Collected data
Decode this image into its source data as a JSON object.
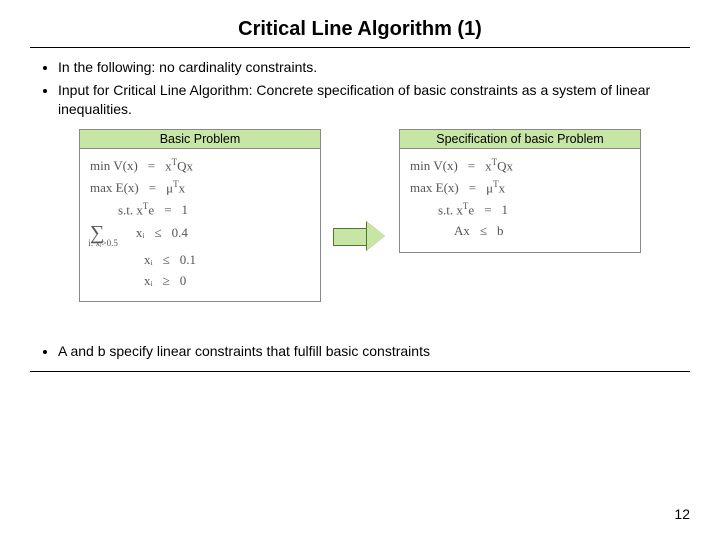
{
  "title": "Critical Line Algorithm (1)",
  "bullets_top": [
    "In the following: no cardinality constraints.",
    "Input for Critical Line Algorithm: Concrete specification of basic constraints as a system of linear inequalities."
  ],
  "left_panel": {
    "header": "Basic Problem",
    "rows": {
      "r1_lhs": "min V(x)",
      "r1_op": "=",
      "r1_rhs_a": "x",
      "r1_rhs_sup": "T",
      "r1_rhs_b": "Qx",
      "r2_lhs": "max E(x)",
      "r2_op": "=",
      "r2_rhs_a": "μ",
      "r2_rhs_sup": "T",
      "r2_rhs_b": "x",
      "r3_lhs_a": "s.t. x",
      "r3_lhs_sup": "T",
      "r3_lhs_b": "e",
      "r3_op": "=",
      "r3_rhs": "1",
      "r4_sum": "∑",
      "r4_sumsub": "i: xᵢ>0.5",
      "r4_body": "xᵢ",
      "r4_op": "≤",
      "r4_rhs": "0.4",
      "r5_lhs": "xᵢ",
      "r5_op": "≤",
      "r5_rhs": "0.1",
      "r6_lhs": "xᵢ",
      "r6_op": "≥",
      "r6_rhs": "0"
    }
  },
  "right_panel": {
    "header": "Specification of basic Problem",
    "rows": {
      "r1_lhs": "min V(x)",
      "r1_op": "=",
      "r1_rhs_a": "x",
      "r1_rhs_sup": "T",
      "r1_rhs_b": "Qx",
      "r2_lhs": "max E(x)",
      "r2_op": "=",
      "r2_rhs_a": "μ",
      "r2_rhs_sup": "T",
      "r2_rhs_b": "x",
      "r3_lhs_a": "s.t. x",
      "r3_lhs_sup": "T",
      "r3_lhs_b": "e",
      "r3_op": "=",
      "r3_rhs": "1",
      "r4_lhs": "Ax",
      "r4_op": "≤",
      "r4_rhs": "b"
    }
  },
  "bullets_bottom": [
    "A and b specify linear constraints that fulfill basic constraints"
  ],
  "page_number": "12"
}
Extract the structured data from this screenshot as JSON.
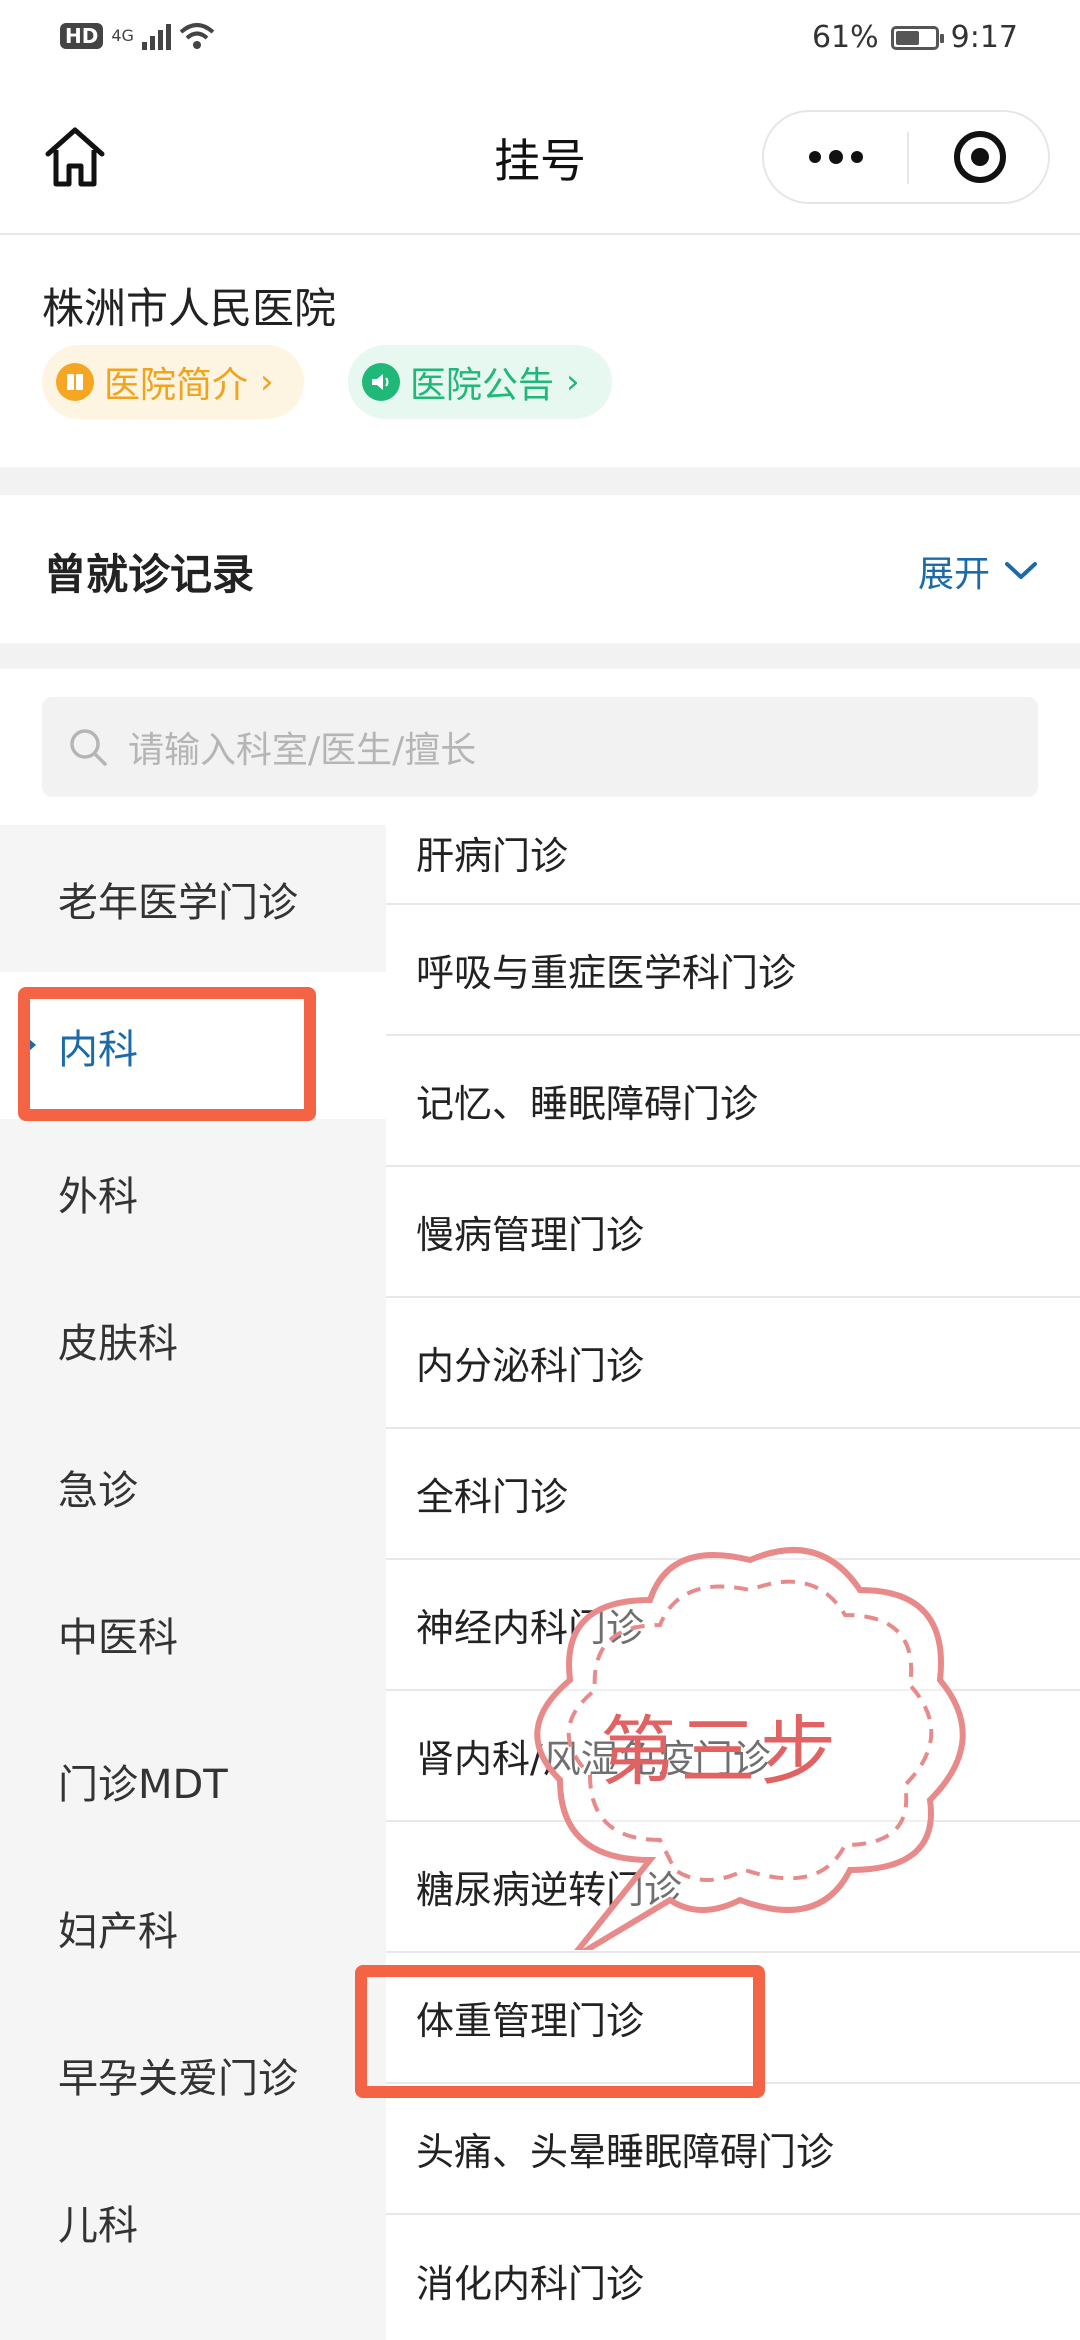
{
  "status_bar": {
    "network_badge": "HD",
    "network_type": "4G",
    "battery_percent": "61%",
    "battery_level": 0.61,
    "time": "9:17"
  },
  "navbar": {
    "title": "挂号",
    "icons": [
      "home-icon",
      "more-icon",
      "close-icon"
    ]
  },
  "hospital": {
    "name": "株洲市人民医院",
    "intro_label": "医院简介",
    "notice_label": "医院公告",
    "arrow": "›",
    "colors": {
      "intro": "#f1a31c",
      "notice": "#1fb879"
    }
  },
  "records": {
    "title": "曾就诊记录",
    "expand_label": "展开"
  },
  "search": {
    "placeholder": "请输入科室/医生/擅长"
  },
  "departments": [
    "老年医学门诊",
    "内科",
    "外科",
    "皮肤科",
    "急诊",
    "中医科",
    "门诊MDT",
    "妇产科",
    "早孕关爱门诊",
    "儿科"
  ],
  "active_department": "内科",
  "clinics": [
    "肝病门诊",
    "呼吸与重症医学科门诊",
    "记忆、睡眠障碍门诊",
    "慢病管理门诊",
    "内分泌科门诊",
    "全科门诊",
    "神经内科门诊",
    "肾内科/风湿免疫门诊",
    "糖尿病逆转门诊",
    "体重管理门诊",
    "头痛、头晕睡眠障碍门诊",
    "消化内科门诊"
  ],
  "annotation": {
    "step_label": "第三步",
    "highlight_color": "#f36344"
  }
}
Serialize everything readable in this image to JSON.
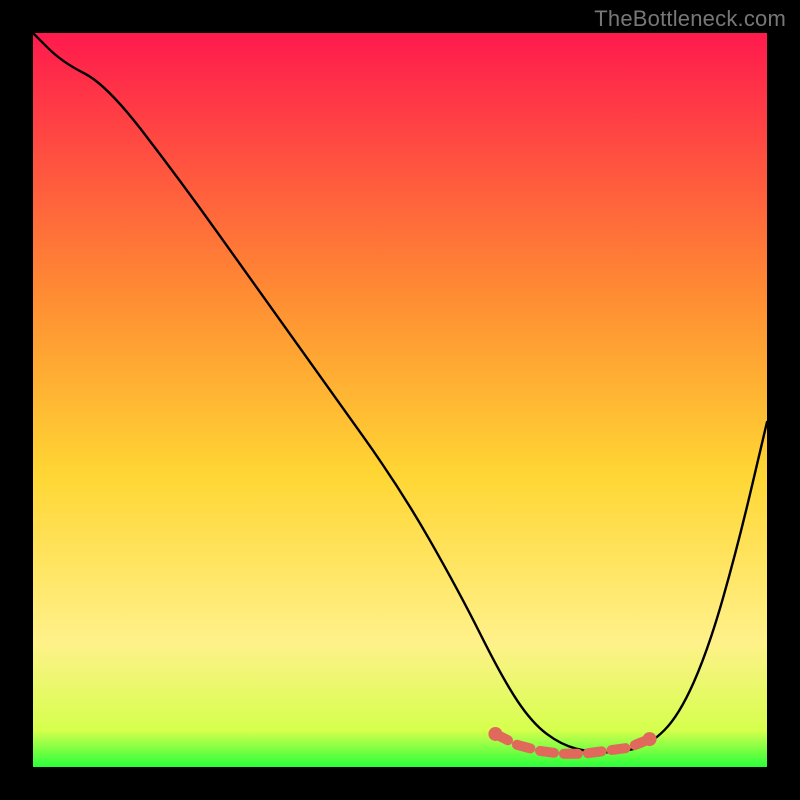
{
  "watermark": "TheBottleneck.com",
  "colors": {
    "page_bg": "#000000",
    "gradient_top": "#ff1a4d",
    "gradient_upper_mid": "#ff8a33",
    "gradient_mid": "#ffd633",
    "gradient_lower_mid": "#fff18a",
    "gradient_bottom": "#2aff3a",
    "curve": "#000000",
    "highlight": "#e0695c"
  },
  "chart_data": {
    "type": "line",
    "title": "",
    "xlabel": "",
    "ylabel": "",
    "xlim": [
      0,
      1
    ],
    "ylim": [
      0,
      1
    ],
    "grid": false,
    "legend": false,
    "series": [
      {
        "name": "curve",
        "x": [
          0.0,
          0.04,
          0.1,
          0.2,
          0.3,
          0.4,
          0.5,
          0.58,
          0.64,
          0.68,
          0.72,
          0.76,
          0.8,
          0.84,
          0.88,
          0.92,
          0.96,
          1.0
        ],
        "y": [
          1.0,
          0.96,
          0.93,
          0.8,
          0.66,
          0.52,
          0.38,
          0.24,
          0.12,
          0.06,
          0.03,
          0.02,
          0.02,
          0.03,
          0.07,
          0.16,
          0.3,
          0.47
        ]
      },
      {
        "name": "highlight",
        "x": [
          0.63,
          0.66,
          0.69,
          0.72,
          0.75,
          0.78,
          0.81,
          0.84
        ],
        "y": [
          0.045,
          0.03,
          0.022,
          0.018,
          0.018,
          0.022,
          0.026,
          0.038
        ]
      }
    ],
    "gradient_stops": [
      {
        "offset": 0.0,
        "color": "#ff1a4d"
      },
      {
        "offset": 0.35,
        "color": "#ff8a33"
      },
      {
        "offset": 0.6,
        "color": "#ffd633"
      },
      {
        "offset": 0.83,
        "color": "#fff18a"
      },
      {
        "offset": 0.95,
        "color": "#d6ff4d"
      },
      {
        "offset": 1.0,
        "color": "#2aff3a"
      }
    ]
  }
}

WHAT THE TASK ASKS: Return every line of the preceding records in which the word "Critical" appears.

THE REPLY:
  "title": "Critical Line Algorithm (1)",
    "Input for Critical Line Algorithm: Concrete specification of basic constraints as a system of linear inequalities."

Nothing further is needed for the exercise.